I'm going to attempt to find out what is wrong by ... you guessed it ... taking it apart . I know nothing about this tractor except what I've read in the owners manual and a little research on the internet, but that won't stop me.

If anyone has suggestions, I'd certainly like to hear them. I'll keep this thread updated as I progress through the project. My goal is to just get the tractor functional and operational. I'll learn as I go and from my fellow tractorforum.com members. Should be fun.


----------



## DForal (Jun 30, 2011)

Progress Report: I have removed all the clutch components (they look fine to me) up to the pulley back-face. I have confirmed that the pulley is fixed to the crankshaft; turning the pulley by hand turns the engine and I can see through the brake fork bearing block that I removed that the 1st reduction gear is also turning. In looking at the parts diagram, looks like there is a bearing and bushing that supports the pulley; one or both of those must be frozen/rusted/crushed/?? I'm guessing rusted based on the condition of the fork hardware (lots of rust - see picture). I also included a picture looking in where the fork goes.

I'm not sure how I'm going to get the pulley off the shaft; I was thinking of using the Adjusting Disc as a puller; any thoughts on that? I wish I had a torch; I suspect that applying a good amount of heat would loosen it up.

DATASET RECORDS:
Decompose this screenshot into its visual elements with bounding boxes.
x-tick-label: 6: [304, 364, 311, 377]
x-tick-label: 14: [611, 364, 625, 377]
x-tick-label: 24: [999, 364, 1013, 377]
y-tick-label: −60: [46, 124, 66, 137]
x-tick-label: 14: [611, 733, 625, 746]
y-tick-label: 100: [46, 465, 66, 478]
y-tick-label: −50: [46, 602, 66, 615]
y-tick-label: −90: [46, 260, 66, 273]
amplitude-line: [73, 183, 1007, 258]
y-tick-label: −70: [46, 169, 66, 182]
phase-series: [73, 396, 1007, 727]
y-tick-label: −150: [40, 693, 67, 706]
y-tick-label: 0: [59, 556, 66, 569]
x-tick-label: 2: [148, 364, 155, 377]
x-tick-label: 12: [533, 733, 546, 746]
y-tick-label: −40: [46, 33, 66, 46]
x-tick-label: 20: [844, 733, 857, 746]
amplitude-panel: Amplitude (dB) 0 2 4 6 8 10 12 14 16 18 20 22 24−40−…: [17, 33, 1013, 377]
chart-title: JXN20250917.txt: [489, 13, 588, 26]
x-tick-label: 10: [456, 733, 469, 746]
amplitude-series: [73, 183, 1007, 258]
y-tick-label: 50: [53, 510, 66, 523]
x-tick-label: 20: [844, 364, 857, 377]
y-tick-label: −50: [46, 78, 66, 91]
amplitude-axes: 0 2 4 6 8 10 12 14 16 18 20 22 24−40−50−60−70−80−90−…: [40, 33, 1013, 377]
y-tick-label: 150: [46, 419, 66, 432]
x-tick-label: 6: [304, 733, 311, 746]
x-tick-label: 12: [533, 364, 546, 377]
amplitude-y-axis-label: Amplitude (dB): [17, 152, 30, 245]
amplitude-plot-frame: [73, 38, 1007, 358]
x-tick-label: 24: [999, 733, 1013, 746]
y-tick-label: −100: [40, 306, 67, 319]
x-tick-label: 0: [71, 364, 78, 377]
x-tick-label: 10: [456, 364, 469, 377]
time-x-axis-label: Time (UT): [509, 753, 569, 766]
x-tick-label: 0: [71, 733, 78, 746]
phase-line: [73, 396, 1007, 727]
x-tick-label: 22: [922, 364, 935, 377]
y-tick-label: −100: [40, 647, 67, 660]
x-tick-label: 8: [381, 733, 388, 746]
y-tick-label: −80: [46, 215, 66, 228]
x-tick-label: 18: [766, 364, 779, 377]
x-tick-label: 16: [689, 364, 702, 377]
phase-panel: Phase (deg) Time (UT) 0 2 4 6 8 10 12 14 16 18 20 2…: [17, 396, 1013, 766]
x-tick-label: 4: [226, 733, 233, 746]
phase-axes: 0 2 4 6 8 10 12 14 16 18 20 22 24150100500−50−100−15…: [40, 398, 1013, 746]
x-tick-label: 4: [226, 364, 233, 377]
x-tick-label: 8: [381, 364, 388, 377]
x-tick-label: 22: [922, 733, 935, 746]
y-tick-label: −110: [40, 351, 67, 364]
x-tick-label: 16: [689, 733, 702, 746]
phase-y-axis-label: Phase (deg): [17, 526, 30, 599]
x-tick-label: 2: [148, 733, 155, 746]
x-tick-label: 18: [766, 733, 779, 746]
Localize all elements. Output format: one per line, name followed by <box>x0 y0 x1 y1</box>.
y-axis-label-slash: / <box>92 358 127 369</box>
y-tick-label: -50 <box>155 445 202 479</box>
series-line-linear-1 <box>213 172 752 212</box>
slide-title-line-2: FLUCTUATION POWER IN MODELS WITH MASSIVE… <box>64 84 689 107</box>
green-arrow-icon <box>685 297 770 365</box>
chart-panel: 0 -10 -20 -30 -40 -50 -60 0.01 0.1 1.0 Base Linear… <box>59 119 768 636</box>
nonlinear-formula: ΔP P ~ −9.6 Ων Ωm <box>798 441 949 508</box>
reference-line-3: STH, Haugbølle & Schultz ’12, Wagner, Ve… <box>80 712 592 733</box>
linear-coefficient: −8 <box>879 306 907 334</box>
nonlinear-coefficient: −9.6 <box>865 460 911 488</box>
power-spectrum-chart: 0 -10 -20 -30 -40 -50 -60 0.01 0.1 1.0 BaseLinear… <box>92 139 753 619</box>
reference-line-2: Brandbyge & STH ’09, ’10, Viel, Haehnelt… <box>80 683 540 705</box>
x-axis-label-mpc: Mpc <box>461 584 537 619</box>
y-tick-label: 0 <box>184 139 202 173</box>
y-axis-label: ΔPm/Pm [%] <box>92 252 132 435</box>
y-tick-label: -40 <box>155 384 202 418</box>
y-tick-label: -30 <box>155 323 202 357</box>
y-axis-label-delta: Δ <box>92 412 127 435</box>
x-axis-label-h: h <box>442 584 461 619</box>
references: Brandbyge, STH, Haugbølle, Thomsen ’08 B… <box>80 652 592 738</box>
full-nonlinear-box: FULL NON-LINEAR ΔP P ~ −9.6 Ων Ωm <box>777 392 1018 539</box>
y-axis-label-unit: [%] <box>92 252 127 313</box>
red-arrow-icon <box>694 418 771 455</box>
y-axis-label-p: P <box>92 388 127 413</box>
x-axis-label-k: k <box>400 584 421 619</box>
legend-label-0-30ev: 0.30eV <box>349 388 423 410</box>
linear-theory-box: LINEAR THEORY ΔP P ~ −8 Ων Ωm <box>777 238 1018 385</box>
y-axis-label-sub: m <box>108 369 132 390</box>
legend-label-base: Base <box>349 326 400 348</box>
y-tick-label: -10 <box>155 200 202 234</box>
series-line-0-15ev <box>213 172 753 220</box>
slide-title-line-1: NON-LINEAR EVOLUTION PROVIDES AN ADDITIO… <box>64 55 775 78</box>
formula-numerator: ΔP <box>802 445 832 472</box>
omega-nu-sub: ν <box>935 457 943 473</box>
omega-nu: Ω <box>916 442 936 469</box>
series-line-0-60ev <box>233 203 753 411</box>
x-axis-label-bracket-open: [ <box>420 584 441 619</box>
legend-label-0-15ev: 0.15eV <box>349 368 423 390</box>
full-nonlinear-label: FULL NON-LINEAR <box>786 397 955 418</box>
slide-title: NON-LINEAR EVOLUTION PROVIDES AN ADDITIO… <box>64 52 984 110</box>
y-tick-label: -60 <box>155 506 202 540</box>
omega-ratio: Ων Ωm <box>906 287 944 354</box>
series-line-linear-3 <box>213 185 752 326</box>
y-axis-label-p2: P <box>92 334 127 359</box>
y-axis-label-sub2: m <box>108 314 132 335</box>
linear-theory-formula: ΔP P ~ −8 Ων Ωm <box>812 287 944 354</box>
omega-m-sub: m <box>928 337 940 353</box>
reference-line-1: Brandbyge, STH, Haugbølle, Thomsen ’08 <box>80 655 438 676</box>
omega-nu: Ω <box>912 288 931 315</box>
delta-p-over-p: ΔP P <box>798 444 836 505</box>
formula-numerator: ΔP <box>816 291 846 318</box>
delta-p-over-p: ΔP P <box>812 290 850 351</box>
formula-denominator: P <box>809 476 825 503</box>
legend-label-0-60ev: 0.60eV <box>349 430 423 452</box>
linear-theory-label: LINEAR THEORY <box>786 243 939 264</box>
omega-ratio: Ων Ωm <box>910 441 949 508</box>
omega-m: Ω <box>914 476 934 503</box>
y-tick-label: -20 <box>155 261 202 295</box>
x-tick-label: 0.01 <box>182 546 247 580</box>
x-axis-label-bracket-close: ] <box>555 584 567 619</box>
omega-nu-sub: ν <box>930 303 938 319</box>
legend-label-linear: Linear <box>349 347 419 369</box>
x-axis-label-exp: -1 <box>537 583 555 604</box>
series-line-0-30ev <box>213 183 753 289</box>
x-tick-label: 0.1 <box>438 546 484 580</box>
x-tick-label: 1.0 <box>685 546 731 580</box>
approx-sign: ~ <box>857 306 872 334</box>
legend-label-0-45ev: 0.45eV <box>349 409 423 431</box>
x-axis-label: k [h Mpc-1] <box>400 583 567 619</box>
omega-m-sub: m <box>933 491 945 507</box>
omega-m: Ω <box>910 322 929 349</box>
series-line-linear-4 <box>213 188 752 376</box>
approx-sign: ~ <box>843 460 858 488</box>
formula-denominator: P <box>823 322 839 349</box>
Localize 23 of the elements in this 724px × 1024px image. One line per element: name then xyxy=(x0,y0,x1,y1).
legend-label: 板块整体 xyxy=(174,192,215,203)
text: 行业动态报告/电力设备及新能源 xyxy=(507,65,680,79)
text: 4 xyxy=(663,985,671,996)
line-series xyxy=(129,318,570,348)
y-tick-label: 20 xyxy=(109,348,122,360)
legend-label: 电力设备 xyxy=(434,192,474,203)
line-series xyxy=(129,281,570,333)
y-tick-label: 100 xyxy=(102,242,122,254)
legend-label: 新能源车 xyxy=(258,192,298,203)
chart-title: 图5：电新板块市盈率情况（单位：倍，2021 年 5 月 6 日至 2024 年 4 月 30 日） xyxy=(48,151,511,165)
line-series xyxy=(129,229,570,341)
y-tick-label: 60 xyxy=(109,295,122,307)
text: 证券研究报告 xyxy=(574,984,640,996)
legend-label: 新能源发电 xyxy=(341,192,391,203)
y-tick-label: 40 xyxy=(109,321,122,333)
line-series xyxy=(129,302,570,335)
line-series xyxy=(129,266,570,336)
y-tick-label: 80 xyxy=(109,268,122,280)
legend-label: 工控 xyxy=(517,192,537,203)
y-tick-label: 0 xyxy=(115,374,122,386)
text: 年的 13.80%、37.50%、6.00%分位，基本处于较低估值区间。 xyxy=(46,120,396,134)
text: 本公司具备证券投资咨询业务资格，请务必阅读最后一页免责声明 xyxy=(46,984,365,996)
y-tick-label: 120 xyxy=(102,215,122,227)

EXERCISES TO COMPLETE:
[1] Would you write out the stretch of the tractor repair thread above from "I'm going to attempt" through "(Jun 30, 2011)"?
[2] How might the tractor repair thread above go on from the point where it stops? Write the next part.

ANSWERS IN ORDER:
[1]
I'm going to attempt to find out what is wrong by ... you guessed it ... taking it apart . I know nothing about this tractor except what I've read in the owners manual and a little research on the internet, but that won't stop me.

If anyone has suggestions, I'd certainly like to hear them. I'll keep this thread updated as I progress through the project. My goal is to just get the tractor functional and operational. I'll learn as I go and from my fellow tractorforum.com members. Should be fun.


----------



## DForal (Jun 30, 2011)

[2]
One other problem; even if I do get the pulley loose; there is not enough clearance between the pulley and the rear tire. So... I need to move the right rear tire out at least 4 inches. I'm trying to jury-rig a set-up to pull the tire (see attached picture) and realize that most of my force is compressing the wheel (thrust force = sine of the angle); again, any suggestions from anyone that has done this before would be appreciated. There are some slots in the wheel that look like they could be used with some sort of puller, but I don't have any bolts long enough (would need > 12" long bolts). I did get the clamp off and I squirted a bunch of PB Blaster in there to try and loosen it up. My initial pull using the jack was unsuccessful; I'll let the PB Blaster work overnight and try again tomorrow. 

BTW, I'm having fun  Dave


----------



## ErnieS (Jun 1, 2011)

You don't need long bolts. You need threaded rod, sometimes called all thread. You can pick up a fout foot long piece at a hardware or Tractor Supply. Grab yourself some nuts, and you're good to go. The set up you have with the jack won'y work well at all. With the angle of the chain, one ton on the jack will only result in 4 or 500 pounds at the hub. A puller using 3 pieces if 1/2" all thread will give you about 150,000 pounds and have the advantage of pulling in a straight line and not bind up your hub.


----------



## ErnieS (Jun 1, 2011)

A close up of the hub would help. I have another idea.


----------



## ErnieS (Jun 1, 2011)

Found this link. I think it's exactly what you need!


----------



## DForal (Jun 30, 2011)

Ernie, thanks for the suggestions and link. I knew what I was doing had little chance of working due to the angle of the chain, but had no other options available at the time. I'll get some all thread and pull that wheel off in no time! Thanks again. Dave


----------



## ErnieS (Jun 1, 2011)

If it doesn't start moving right away with the puller set up, you might try a tapered drift in the 3 slots in the hub. That should spread them enough to break the rust bond.


----------



## DForal (Jun 30, 2011)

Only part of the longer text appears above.